▸ **Written task**
Find the lines holding "JSON" and copy them.

▸ **Given records**
•••••
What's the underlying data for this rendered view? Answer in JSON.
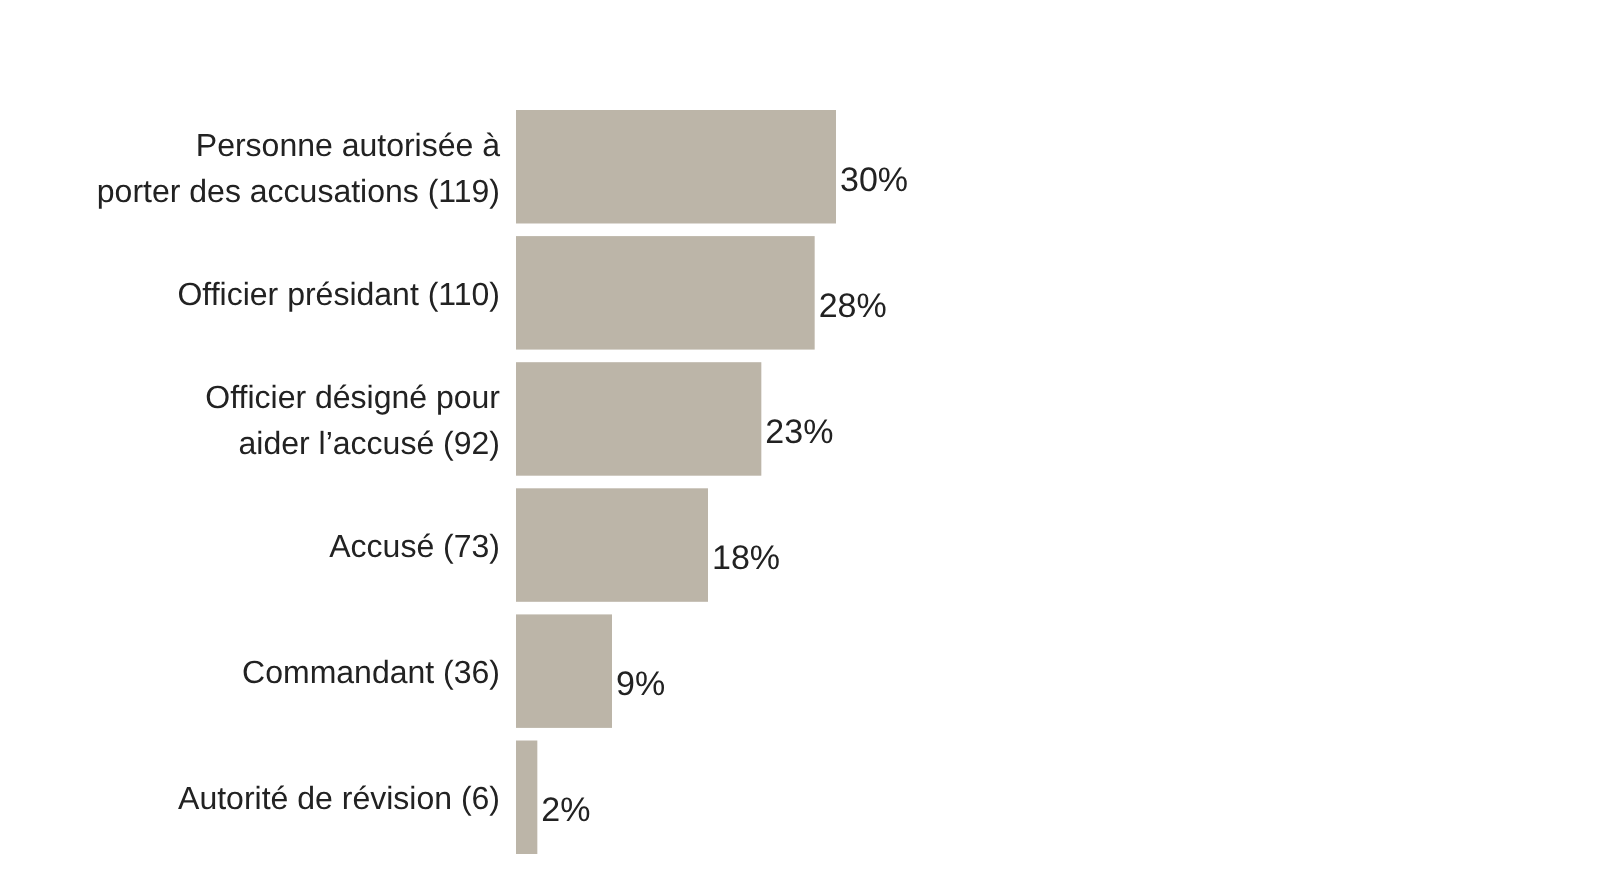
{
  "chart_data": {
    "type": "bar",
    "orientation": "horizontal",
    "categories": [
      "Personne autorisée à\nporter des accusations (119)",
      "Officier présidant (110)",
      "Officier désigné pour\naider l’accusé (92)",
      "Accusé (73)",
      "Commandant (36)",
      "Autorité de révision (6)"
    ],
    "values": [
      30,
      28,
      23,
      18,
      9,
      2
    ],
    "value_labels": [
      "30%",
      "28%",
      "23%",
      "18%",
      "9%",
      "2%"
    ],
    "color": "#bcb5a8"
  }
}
•••••
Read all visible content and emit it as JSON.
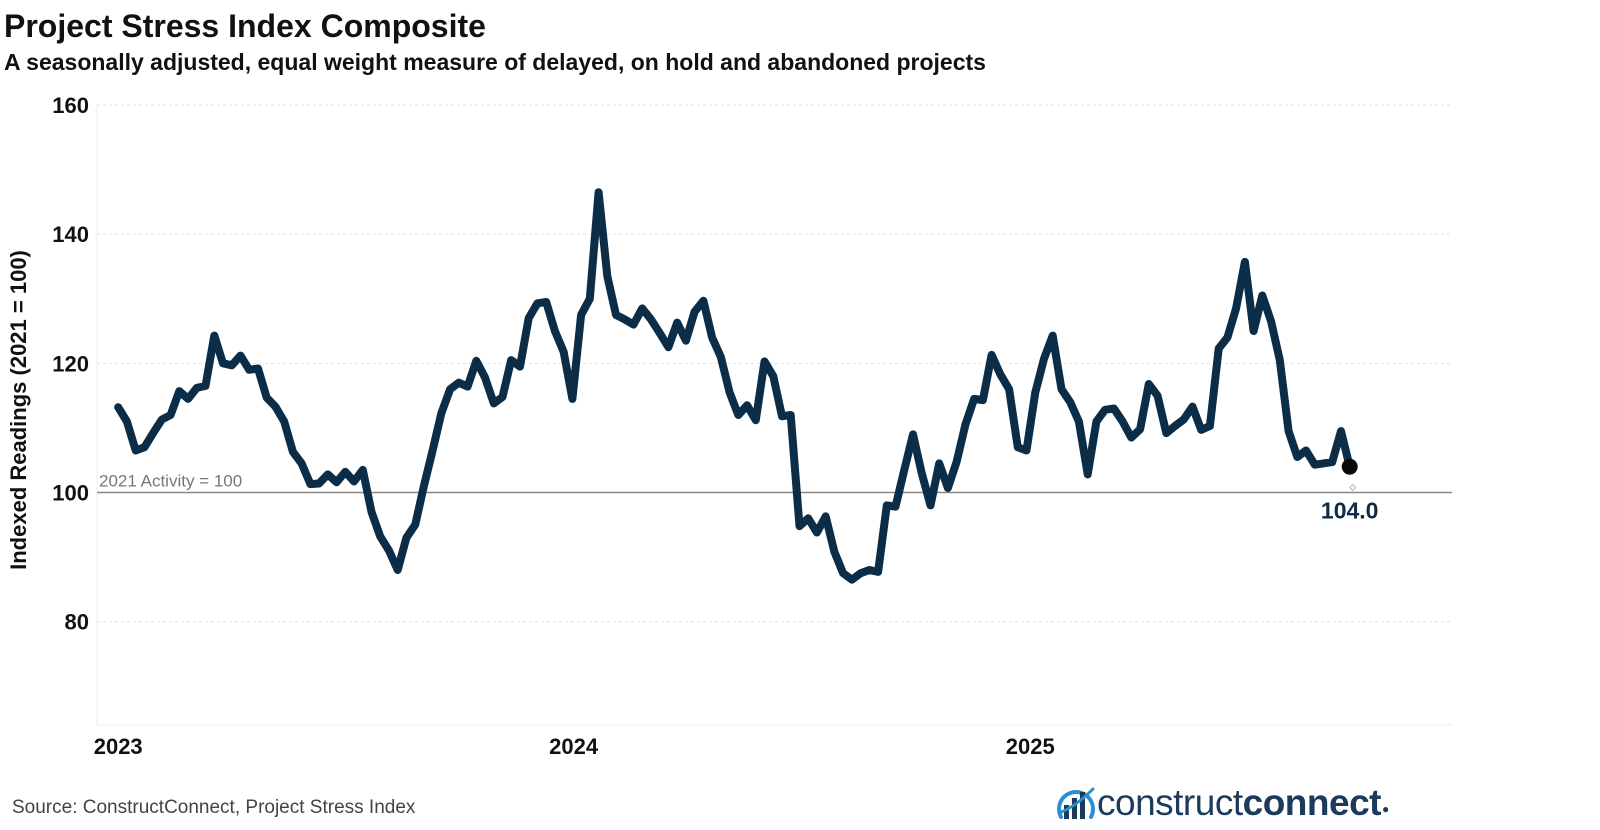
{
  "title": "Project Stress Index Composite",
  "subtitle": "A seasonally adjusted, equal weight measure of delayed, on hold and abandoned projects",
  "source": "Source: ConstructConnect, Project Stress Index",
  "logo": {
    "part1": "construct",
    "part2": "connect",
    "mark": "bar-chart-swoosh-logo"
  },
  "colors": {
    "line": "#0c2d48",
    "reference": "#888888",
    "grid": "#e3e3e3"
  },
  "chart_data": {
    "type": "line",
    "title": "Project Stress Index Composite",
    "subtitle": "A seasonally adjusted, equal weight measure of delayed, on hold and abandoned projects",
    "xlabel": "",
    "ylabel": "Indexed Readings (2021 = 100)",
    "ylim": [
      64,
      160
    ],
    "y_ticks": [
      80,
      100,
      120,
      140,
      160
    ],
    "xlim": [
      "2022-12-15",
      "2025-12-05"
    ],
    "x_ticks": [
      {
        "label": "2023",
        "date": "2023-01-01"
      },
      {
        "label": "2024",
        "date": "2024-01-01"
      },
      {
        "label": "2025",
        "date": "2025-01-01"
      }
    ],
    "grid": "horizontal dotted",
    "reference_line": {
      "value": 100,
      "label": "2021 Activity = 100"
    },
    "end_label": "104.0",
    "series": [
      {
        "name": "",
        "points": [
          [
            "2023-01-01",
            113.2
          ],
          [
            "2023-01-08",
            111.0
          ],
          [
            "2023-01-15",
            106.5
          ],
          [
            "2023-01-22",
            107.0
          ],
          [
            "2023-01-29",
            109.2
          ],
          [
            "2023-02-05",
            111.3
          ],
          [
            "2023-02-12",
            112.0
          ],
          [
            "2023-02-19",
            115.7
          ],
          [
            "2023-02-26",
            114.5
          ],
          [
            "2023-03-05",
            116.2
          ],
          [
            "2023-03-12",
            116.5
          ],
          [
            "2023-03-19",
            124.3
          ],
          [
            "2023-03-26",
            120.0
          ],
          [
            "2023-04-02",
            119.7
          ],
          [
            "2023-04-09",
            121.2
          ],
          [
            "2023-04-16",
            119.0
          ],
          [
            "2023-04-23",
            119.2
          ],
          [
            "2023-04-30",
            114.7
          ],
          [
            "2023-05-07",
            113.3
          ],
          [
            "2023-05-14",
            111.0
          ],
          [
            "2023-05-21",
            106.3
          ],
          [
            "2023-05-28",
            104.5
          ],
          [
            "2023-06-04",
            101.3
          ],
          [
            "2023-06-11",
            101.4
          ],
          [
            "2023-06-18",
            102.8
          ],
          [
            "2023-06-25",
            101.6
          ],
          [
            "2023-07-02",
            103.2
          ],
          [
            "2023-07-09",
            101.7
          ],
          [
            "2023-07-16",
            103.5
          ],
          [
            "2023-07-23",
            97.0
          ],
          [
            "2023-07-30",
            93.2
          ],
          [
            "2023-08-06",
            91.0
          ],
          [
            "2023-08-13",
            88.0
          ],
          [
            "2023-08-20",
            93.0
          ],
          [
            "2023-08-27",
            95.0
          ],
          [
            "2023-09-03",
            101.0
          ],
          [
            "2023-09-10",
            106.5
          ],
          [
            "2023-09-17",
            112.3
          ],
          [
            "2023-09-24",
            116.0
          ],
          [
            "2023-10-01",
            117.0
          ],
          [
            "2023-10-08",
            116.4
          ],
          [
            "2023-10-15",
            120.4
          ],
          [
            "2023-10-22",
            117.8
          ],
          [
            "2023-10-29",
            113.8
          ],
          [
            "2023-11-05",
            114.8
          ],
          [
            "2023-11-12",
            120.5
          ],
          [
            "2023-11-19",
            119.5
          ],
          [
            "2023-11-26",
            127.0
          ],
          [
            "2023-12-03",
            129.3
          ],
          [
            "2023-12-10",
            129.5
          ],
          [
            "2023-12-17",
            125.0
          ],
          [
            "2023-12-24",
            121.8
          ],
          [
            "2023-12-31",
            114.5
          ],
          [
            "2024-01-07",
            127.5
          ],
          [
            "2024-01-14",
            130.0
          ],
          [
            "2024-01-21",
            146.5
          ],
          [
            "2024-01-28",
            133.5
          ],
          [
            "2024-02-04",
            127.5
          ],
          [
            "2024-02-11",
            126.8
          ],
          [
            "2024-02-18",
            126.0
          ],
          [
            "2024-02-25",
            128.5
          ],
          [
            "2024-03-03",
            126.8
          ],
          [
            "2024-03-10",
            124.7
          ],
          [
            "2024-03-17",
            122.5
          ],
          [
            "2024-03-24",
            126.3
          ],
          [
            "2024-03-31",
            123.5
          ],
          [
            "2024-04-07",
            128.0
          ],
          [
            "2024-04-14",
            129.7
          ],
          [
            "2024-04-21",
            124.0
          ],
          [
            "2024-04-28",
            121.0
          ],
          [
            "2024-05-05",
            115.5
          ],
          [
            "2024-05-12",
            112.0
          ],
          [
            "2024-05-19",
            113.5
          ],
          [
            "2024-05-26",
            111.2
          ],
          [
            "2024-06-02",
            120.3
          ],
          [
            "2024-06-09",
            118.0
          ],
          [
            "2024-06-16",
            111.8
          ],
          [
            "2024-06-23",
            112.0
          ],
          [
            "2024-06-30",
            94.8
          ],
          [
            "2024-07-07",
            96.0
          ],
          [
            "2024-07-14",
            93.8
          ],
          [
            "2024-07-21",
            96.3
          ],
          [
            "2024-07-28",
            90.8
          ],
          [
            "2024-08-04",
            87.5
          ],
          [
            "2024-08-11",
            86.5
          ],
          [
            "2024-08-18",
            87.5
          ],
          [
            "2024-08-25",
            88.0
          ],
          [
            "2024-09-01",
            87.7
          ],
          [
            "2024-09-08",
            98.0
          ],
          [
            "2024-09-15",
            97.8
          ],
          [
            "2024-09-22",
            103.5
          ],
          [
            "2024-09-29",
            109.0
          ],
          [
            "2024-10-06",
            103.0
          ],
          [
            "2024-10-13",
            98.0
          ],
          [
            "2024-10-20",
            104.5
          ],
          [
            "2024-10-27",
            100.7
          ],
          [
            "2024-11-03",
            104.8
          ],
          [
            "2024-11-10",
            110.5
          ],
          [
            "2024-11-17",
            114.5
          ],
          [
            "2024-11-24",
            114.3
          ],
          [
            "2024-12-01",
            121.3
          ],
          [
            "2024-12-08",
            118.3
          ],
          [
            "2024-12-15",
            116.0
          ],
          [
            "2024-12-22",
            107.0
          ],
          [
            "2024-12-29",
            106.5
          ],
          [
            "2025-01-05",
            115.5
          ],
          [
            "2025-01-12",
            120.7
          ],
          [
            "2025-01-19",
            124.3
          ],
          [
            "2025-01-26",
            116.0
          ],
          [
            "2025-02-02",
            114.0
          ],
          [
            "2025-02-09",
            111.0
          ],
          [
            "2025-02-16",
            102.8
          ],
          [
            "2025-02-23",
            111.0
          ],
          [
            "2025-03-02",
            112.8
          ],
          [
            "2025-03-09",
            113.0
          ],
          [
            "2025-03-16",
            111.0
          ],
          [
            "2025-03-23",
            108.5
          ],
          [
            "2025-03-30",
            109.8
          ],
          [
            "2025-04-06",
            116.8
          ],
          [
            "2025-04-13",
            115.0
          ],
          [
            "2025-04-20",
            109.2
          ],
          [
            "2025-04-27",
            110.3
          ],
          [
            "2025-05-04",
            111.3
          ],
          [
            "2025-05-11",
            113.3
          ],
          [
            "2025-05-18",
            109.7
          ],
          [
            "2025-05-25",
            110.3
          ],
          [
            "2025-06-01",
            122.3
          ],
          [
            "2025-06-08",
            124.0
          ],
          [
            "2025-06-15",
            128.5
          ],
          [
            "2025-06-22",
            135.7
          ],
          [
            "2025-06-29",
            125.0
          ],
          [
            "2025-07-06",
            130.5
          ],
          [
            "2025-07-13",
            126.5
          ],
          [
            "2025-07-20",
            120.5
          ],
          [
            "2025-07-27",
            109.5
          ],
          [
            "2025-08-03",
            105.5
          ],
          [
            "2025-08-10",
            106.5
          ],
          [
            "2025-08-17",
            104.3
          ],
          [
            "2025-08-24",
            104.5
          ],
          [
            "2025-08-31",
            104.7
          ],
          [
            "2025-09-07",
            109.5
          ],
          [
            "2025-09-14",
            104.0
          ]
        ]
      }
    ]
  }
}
•••••
▸ **Task response**
What's the underlying data for this rendered view? Answer in JSON.
Read all visible content and emit it as JSON.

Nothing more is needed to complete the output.